## Job:
Gather, from the data below, each line in which the word "Read" occurs.

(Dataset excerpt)

>>>>>

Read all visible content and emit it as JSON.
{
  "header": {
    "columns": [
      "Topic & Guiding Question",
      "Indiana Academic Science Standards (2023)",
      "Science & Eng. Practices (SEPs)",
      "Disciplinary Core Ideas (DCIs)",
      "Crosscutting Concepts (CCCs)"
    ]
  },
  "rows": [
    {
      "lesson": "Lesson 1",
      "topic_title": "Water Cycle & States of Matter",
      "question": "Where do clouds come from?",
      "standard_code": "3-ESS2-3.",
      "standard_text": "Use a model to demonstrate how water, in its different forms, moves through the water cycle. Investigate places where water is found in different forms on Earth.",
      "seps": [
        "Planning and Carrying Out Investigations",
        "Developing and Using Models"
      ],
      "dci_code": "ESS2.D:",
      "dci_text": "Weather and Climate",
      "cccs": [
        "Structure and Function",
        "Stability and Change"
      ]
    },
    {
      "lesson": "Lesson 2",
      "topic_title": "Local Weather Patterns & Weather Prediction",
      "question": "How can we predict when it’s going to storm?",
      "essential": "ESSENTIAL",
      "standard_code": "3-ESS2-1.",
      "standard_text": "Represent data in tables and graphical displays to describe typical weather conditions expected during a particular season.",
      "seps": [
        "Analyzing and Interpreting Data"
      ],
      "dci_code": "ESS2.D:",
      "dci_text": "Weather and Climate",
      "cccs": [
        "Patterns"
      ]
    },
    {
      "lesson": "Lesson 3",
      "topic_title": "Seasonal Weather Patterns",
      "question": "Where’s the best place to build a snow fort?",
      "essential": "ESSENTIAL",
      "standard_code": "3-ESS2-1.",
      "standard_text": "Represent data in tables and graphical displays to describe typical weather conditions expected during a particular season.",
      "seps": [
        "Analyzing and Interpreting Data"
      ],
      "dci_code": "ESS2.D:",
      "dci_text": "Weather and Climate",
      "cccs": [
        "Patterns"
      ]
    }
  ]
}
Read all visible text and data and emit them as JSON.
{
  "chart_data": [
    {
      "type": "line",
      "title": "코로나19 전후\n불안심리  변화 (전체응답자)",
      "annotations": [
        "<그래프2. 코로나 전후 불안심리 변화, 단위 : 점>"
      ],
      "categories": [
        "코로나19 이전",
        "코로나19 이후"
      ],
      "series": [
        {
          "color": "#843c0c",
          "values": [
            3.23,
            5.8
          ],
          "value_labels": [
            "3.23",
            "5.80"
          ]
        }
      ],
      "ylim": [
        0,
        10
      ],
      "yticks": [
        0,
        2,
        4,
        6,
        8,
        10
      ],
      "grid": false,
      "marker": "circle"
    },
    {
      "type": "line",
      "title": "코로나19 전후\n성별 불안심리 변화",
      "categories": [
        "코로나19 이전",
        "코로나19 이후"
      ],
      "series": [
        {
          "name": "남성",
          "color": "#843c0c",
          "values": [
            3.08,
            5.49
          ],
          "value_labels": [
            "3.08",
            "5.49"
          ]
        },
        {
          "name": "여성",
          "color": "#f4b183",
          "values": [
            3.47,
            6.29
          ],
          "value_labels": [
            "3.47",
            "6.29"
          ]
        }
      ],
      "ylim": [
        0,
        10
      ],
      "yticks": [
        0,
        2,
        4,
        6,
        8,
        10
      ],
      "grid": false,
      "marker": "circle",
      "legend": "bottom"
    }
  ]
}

<<<<<

## Answer in full:
Read all visible content and emit it as JSON.
Read all visible text and data and emit them as JSON.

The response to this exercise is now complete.